**Work instructions**. Every entry below should be transcribed exactly; pictures stay out of the copy.

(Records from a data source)
--- --- ---

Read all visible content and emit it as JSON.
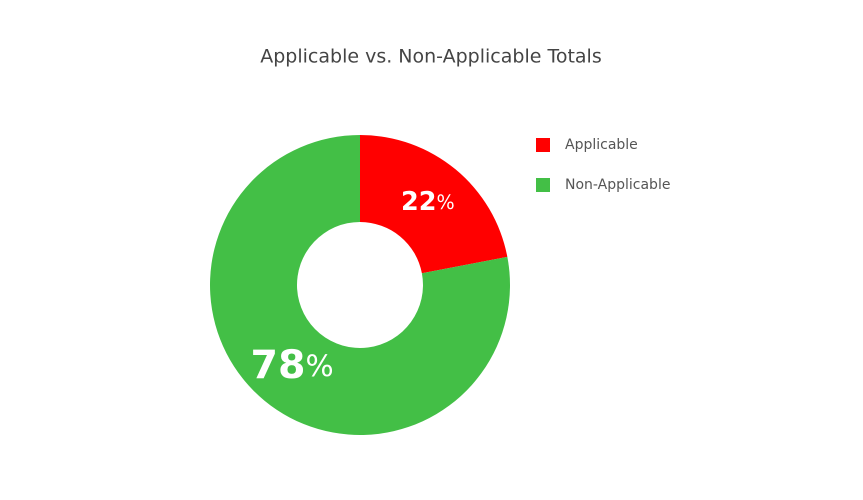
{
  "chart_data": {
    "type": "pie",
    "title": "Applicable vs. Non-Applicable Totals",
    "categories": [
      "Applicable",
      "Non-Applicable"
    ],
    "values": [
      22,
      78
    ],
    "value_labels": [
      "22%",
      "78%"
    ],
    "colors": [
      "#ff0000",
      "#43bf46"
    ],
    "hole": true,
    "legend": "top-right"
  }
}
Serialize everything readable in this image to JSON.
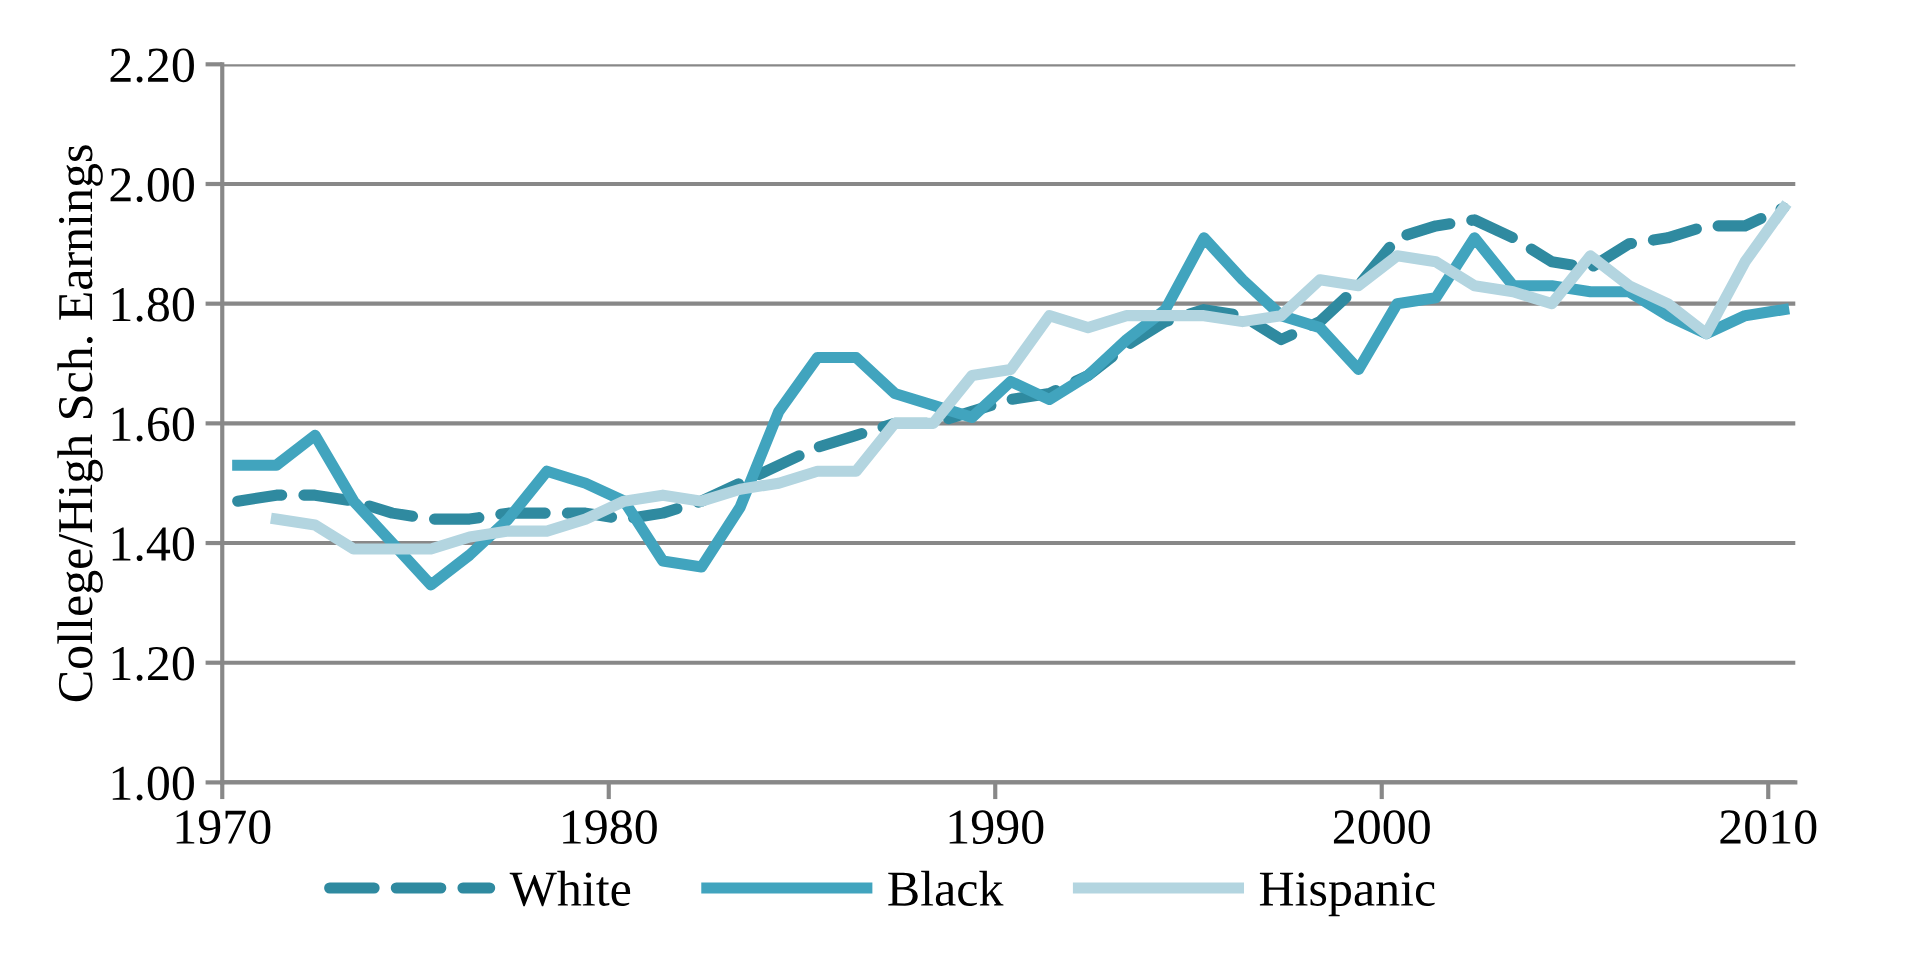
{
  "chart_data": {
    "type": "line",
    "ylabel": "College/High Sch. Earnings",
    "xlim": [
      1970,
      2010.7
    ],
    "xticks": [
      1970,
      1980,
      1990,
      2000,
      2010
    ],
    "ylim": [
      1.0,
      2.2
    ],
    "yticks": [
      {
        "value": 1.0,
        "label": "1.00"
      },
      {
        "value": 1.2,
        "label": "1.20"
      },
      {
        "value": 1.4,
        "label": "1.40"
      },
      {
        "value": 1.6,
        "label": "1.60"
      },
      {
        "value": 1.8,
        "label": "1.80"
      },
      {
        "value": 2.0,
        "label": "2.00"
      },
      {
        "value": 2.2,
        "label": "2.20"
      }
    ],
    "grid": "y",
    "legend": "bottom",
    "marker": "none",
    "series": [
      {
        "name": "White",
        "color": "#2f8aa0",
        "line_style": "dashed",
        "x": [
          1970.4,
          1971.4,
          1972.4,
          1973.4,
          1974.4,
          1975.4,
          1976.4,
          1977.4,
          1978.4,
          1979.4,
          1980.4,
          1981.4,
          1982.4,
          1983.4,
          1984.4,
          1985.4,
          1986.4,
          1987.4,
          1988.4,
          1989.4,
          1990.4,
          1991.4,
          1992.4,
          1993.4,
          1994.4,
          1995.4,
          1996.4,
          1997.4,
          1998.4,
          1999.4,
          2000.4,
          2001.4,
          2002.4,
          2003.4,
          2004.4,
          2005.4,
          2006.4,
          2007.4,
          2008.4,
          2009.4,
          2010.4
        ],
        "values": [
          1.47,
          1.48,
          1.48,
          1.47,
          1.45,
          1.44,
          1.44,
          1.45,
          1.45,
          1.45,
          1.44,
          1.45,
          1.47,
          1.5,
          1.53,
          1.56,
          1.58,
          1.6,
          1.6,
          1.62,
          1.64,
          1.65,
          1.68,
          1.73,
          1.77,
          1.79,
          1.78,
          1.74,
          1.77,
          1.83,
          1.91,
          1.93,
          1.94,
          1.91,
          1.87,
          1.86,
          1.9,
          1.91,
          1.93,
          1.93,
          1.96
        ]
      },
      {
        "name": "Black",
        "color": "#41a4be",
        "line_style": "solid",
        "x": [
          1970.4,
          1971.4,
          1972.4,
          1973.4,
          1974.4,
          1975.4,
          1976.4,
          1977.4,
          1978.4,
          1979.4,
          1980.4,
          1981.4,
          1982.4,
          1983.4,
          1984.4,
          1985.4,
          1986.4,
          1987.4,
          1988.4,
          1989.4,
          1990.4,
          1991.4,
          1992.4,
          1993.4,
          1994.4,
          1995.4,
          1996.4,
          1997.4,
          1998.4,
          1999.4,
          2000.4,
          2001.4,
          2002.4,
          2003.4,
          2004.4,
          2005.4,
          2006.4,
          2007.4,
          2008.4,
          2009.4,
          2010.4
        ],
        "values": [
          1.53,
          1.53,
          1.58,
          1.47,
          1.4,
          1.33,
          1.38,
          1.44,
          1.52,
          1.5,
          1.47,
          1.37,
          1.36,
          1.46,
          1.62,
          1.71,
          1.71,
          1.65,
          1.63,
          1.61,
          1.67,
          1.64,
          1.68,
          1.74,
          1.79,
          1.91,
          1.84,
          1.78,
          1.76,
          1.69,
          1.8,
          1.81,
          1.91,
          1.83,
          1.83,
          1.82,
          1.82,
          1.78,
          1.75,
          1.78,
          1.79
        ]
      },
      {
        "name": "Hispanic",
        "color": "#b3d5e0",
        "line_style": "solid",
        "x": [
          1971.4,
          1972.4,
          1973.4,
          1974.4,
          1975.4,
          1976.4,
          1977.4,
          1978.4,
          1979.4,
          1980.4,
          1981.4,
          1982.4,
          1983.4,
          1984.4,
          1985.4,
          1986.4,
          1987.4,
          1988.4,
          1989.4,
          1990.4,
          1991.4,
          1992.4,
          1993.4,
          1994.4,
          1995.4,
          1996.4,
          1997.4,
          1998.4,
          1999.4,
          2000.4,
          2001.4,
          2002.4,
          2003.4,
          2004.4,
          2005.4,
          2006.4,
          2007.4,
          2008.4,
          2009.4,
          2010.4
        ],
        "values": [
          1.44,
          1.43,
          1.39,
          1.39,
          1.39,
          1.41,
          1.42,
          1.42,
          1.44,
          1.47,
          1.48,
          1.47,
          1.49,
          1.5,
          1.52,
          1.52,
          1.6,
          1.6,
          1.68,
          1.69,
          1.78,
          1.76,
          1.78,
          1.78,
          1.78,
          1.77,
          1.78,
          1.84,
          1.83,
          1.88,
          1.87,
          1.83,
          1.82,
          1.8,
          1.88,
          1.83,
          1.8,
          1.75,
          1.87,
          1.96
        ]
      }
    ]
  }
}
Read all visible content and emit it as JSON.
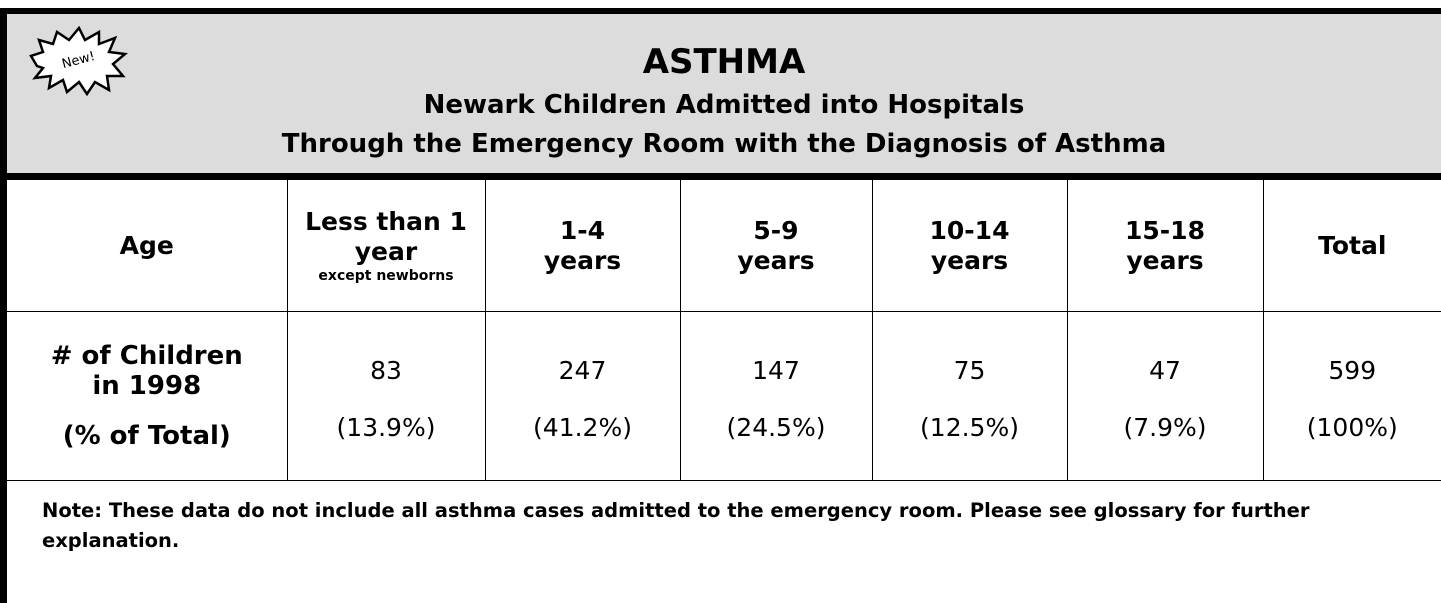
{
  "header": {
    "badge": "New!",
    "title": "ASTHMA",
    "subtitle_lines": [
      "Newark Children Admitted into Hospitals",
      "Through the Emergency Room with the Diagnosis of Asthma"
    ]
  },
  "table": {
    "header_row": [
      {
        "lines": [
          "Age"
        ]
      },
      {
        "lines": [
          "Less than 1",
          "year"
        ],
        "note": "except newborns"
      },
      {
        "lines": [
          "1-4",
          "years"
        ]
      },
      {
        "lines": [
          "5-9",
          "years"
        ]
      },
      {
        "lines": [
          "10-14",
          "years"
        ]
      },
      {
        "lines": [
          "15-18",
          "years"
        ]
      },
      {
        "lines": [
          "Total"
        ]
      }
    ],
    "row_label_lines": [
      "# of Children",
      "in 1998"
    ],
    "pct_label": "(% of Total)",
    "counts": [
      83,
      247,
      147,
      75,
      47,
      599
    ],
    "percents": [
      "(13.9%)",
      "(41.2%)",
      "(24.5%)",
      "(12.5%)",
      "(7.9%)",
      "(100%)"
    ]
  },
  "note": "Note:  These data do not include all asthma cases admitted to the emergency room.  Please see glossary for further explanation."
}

--- --- ---

**Response to this task**.
Read all visible content and emit it as JSON.
{
  "chart_data": {
    "type": "pie",
    "title": "Applicable vs. Non-Applicable Totals",
    "categories": [
      "Applicable",
      "Non-Applicable"
    ],
    "values": [
      22,
      78
    ],
    "value_labels": [
      "22%",
      "78%"
    ],
    "colors": [
      "#ff0000",
      "#43bf46"
    ],
    "hole": true,
    "legend": "top-right"
  }
}
Serialize everything readable in this image to JSON.
{
  "chart_data": {
    "type": "line",
    "ylabel": "College/High Sch. Earnings",
    "xlim": [
      1970,
      2010.7
    ],
    "xticks": [
      1970,
      1980,
      1990,
      2000,
      2010
    ],
    "ylim": [
      1.0,
      2.2
    ],
    "yticks": [
      {
        "value": 1.0,
        "label": "1.00"
      },
      {
        "value": 1.2,
        "label": "1.20"
      },
      {
        "value": 1.4,
        "label": "1.40"
      },
      {
        "value": 1.6,
        "label": "1.60"
      },
      {
        "value": 1.8,
        "label": "1.80"
      },
      {
        "value": 2.0,
        "label": "2.00"
      },
      {
        "value": 2.2,
        "label": "2.20"
      }
    ],
    "grid": "y",
    "legend": "bottom",
    "marker": "none",
    "series": [
      {
        "name": "White",
        "color": "#2f8aa0",
        "line_style": "dashed",
        "x": [
          1970.4,
          1971.4,
          1972.4,
          1973.4,
          1974.4,
          1975.4,
          1976.4,
          1977.4,
          1978.4,
          1979.4,
          1980.4,
          1981.4,
          1982.4,
          1983.4,
          1984.4,
          1985.4,
          1986.4,
          1987.4,
          1988.4,
          1989.4,
          1990.4,
          1991.4,
          1992.4,
          1993.4,
          1994.4,
          1995.4,
          1996.4,
          1997.4,
          1998.4,
          1999.4,
          2000.4,
          2001.4,
          2002.4,
          2003.4,
          2004.4,
          2005.4,
          2006.4,
          2007.4,
          2008.4,
          2009.4,
          2010.4
        ],
        "values": [
          1.47,
          1.48,
          1.48,
          1.47,
          1.45,
          1.44,
          1.44,
          1.45,
          1.45,
          1.45,
          1.44,
          1.45,
          1.47,
          1.5,
          1.53,
          1.56,
          1.58,
          1.6,
          1.6,
          1.62,
          1.64,
          1.65,
          1.68,
          1.73,
          1.77,
          1.79,
          1.78,
          1.74,
          1.77,
          1.83,
          1.91,
          1.93,
          1.94,
          1.91,
          1.87,
          1.86,
          1.9,
          1.91,
          1.93,
          1.93,
          1.96
        ]
      },
      {
        "name": "Black",
        "color": "#41a4be",
        "line_style": "solid",
        "x": [
          1970.4,
          1971.4,
          1972.4,
          1973.4,
          1974.4,
          1975.4,
          1976.4,
          1977.4,
          1978.4,
          1979.4,
          1980.4,
          1981.4,
          1982.4,
          1983.4,
          1984.4,
          1985.4,
          1986.4,
          1987.4,
          1988.4,
          1989.4,
          1990.4,
          1991.4,
          1992.4,
          1993.4,
          1994.4,
          1995.4,
          1996.4,
          1997.4,
          1998.4,
          1999.4,
          2000.4,
          2001.4,
          2002.4,
          2003.4,
          2004.4,
          2005.4,
          2006.4,
          2007.4,
          2008.4,
          2009.4,
          2010.4
        ],
        "values": [
          1.53,
          1.53,
          1.58,
          1.47,
          1.4,
          1.33,
          1.38,
          1.44,
          1.52,
          1.5,
          1.47,
          1.37,
          1.36,
          1.46,
          1.62,
          1.71,
          1.71,
          1.65,
          1.63,
          1.61,
          1.67,
          1.64,
          1.68,
          1.74,
          1.79,
          1.91,
          1.84,
          1.78,
          1.76,
          1.69,
          1.8,
          1.81,
          1.91,
          1.83,
          1.83,
          1.82,
          1.82,
          1.78,
          1.75,
          1.78,
          1.79
        ]
      },
      {
        "name": "Hispanic",
        "color": "#b3d5e0",
        "line_style": "solid",
        "x": [
          1971.4,
          1972.4,
          1973.4,
          1974.4,
          1975.4,
          1976.4,
          1977.4,
          1978.4,
          1979.4,
          1980.4,
          1981.4,
          1982.4,
          1983.4,
          1984.4,
          1985.4,
          1986.4,
          1987.4,
          1988.4,
          1989.4,
          1990.4,
          1991.4,
          1992.4,
          1993.4,
          1994.4,
          1995.4,
          1996.4,
          1997.4,
          1998.4,
          1999.4,
          2000.4,
          2001.4,
          2002.4,
          2003.4,
          2004.4,
          2005.4,
          2006.4,
          2007.4,
          2008.4,
          2009.4,
          2010.4
        ],
        "values": [
          1.44,
          1.43,
          1.39,
          1.39,
          1.39,
          1.41,
          1.42,
          1.42,
          1.44,
          1.47,
          1.48,
          1.47,
          1.49,
          1.5,
          1.52,
          1.52,
          1.6,
          1.6,
          1.68,
          1.69,
          1.78,
          1.76,
          1.78,
          1.78,
          1.78,
          1.77,
          1.78,
          1.84,
          1.83,
          1.88,
          1.87,
          1.83,
          1.82,
          1.8,
          1.88,
          1.83,
          1.8,
          1.75,
          1.87,
          1.96
        ]
      }
    ]
  }
}
Read all visible content and emit it as JSON.
{
  "header": {
    "badge": "New!",
    "title": "ASTHMA",
    "subtitle_lines": [
      "Newark Children Admitted into Hospitals",
      "Through the Emergency Room with the Diagnosis of Asthma"
    ]
  },
  "table": {
    "header_row": [
      {
        "lines": [
          "Age"
        ]
      },
      {
        "lines": [
          "Less than 1",
          "year"
        ],
        "note": "except newborns"
      },
      {
        "lines": [
          "1-4",
          "years"
        ]
      },
      {
        "lines": [
          "5-9",
          "years"
        ]
      },
      {
        "lines": [
          "10-14",
          "years"
        ]
      },
      {
        "lines": [
          "15-18",
          "years"
        ]
      },
      {
        "lines": [
          "Total"
        ]
      }
    ],
    "row_label_lines": [
      "# of Children",
      "in 1998"
    ],
    "pct_label": "(% of Total)",
    "counts": [
      83,
      247,
      147,
      75,
      47,
      599
    ],
    "percents": [
      "(13.9%)",
      "(41.2%)",
      "(24.5%)",
      "(12.5%)",
      "(7.9%)",
      "(100%)"
    ]
  },
  "note": "Note:  These data do not include all asthma cases admitted to the emergency room.  Please see glossary for further explanation."
}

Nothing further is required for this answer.